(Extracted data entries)
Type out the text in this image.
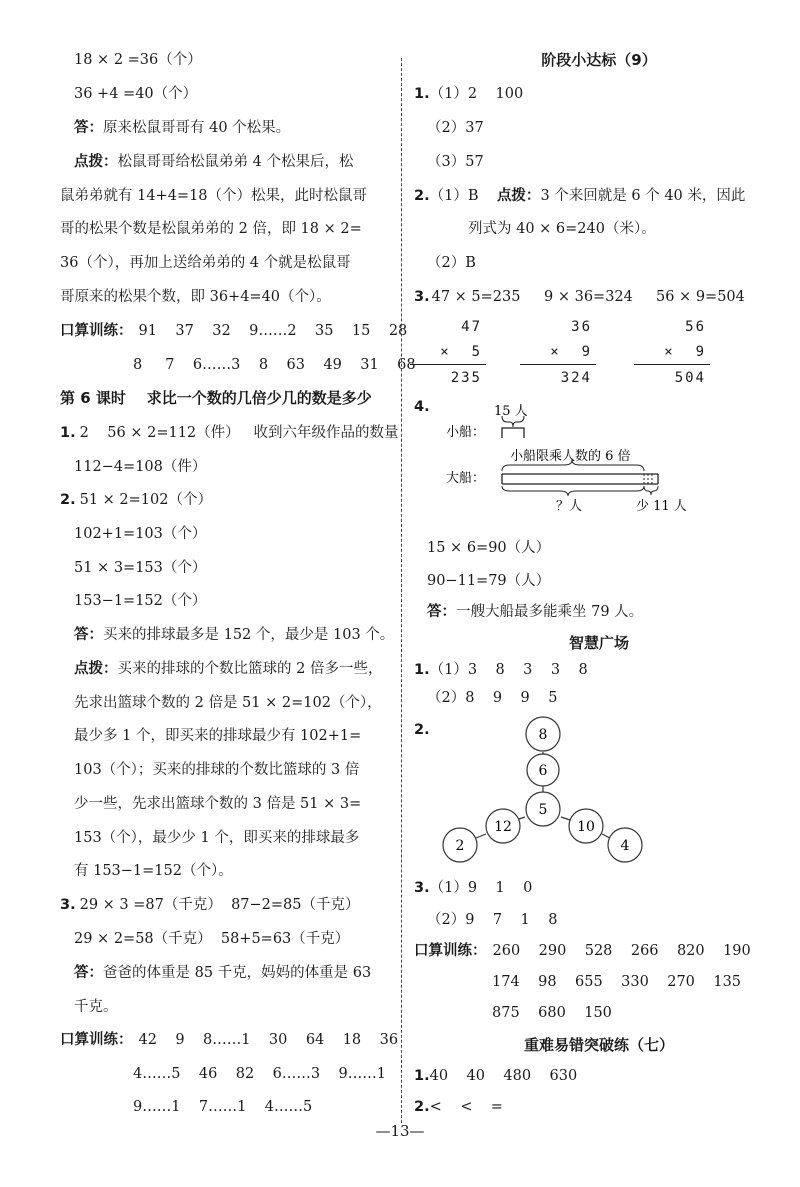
18 × 2 =36（个）
36 +4 =40（个）
答：原来松鼠哥哥有 40 个松果。
点拨：松鼠哥哥给松鼠弟弟 4 个松果后，松
鼠弟弟就有 14+4=18（个）松果，此时松鼠哥
哥的松果个数是松鼠弟弟的 2 倍，即 18 × 2=
36（个），再加上送给弟弟的 4 个就是松鼠哥
哥原来的松果个数，即 36+4=40（个）。
口算训练： 91    37    32    9……2    35    15    28
8     7    6……3    8    63    49    31    68
第 6 课时    求比一个数的几倍少几的数是多少
1. 2    56 × 2=112（件）   收到六年级作品的数量
112−4=108（件）
2. 51 × 2=102（个）
102+1=103（个）
51 × 3=153（个）
153−1=152（个）
答：买来的排球最多是 152 个，最少是 103 个。
点拨：买来的排球的个数比篮球的 2 倍多一些，
先求出篮球个数的 2 倍是 51 × 2=102（个），
最少多 1 个，即买来的排球最少有 102+1=
103（个）；买来的排球的个数比篮球的 3 倍
少一些，先求出篮球个数的 3 倍是 51 × 3=
153（个），最少少 1 个，即买来的排球最多
有 153−1=152（个）。
3. 29 × 3 =87（千克）  87−2=85（千克）
29 × 2=58（千克）  58+5=63（千克）
答：爸爸的体重是 85 千克，妈妈的体重是 63
千克。
口算训练： 42    9    8……1    30    64    18    36
4……5    46    82    6……3    9……1
9……1    7……1    4……5
阶段小达标（9）
1.（1）2    100
（2）37
（3）57
2.（1）B    点拨：3 个来回就是 6 个 40 米，因此
列式为 40 × 6=240（米）。
（2）B
3. 47 × 5=235 9 × 36=324 56 × 9=504
47
×  5
235
36
×  9
324
56
×  9
504
4.	15 人
小船：
小船限乘人数的 6 倍
大船：
？人	少 11 人
15 × 6=90（人）
90−11=79（人）
答：一艘大船最多能乘坐 79 人。
智慧广场
1.（1）3    8    3    3    8
（2）8    9    9    5
2.	8
6
5
12
2
10
4
3.（1）9    1    0
（2）9    7    1    8
口算训练： 260    290    528    266    820    190
174    98    655    330    270    135
875    680    150
重难易错突破练（七）
1.40    40    480    630
2.<    <    =
—13—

- GIVEN PROBLEM
Reproduce the full listing faithfully, but do not carry over any pictures.

- THE SOLUTION
Type out the text in this image.
18 × 2 =36（个）
36 +4 =40（个）
答：原来松鼠哥哥有 40 个松果。
点拨：松鼠哥哥给松鼠弟弟 4 个松果后，松
鼠弟弟就有 14+4=18（个）松果，此时松鼠哥
哥的松果个数是松鼠弟弟的 2 倍，即 18 × 2=
36（个），再加上送给弟弟的 4 个就是松鼠哥
哥原来的松果个数，即 36+4=40（个）。
口算训练： 91    37    32    9……2    35    15    28
8     7    6……3    8    63    49    31    68
第 6 课时    求比一个数的几倍少几的数是多少
1. 2    56 × 2=112（件）   收到六年级作品的数量
112−4=108（件）
2. 51 × 2=102（个）
102+1=103（个）
51 × 3=153（个）
153−1=152（个）
答：买来的排球最多是 152 个，最少是 103 个。
点拨：买来的排球的个数比篮球的 2 倍多一些，
先求出篮球个数的 2 倍是 51 × 2=102（个），
最少多 1 个，即买来的排球最少有 102+1=
103（个）；买来的排球的个数比篮球的 3 倍
少一些，先求出篮球个数的 3 倍是 51 × 3=
153（个），最少少 1 个，即买来的排球最多
有 153−1=152（个）。
3. 29 × 3 =87（千克）  87−2=85（千克）
29 × 2=58（千克）  58+5=63（千克）
答：爸爸的体重是 85 千克，妈妈的体重是 63
千克。
口算训练： 42    9    8……1    30    64    18    36
4……5    46    82    6……3    9……1
9……1    7……1    4……5
阶段小达标（9）
1.（1）2    100
（2）37
（3）57
2.（1）B    点拨：3 个来回就是 6 个 40 米，因此
列式为 40 × 6=240（米）。
（2）B
3. 47 × 5=235 9 × 36=324 56 × 9=504
47
×  5
235
36
×  9
324
56
×  9
504
4.	15 人
小船：
小船限乘人数的 6 倍
大船：
？人	少 11 人
15 × 6=90（人）
90−11=79（人）
答：一艘大船最多能乘坐 79 人。
智慧广场
1.（1）3    8    3    3    8
（2）8    9    9    5
2.	8
6
5
12
2
10
4
3.（1）9    1    0
（2）9    7    1    8
口算训练： 260    290    528    266    820    190
174    98    655    330    270    135
875    680    150
重难易错突破练（七）
1.40    40    480    630
2.<    <    =
—13—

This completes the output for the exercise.